Source data.
* * * * * * * * *

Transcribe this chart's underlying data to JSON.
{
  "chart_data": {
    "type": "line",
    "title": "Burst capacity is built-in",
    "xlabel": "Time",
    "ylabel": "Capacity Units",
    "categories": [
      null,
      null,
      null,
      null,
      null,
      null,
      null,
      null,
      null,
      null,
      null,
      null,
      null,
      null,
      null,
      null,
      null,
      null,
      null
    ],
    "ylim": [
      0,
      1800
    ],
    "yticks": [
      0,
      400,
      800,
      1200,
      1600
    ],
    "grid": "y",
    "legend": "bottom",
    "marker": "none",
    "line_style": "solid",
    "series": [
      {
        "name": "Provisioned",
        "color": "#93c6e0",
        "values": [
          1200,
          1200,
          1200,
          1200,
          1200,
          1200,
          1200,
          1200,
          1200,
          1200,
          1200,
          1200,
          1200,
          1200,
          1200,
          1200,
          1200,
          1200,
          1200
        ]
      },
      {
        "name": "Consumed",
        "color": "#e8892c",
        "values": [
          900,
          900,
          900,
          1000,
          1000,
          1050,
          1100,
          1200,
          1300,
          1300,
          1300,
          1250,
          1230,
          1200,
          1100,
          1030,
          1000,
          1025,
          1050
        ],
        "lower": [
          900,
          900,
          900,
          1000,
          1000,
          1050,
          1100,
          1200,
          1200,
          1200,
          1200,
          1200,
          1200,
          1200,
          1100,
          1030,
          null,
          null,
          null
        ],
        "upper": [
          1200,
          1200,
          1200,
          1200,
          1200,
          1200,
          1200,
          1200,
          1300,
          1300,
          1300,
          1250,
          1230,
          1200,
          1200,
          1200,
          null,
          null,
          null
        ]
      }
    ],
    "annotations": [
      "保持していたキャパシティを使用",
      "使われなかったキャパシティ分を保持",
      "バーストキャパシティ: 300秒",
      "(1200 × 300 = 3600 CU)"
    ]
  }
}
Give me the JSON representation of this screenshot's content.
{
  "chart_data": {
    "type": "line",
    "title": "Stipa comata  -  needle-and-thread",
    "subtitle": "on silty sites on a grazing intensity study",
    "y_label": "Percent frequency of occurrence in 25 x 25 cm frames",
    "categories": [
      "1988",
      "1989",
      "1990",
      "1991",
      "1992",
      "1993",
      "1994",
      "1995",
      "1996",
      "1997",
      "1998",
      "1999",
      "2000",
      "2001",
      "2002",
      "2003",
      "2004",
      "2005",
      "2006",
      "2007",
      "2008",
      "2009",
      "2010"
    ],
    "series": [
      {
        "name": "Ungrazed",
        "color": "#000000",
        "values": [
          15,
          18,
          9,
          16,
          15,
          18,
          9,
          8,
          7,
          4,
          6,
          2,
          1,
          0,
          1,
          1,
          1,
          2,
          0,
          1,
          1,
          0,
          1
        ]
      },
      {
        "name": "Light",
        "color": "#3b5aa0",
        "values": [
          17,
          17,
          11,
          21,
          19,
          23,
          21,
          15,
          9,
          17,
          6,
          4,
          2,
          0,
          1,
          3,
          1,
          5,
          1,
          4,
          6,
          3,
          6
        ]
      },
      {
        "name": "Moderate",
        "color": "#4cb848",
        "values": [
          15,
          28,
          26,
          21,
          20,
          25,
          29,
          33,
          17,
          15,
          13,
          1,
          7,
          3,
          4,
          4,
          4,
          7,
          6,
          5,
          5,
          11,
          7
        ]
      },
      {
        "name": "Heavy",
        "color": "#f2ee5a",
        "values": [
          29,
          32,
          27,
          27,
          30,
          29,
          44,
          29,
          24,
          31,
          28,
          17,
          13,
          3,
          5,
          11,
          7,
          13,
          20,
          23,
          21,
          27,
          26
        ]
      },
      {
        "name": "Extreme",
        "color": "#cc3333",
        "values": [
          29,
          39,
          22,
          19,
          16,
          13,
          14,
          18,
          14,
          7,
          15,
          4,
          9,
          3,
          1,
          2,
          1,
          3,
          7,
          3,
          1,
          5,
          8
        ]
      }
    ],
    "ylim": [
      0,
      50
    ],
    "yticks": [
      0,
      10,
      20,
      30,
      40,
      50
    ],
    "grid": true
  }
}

* * * * * * * * *

Filter the records above for "color" and copy every matching line.

Solved problem.
        "color": "#93c6e0",
        "color": "#e8892c",
        "color": "#000000",
        "color": "#3b5aa0",
        "color": "#4cb848",
        "color": "#f2ee5a",
        "color": "#cc3333",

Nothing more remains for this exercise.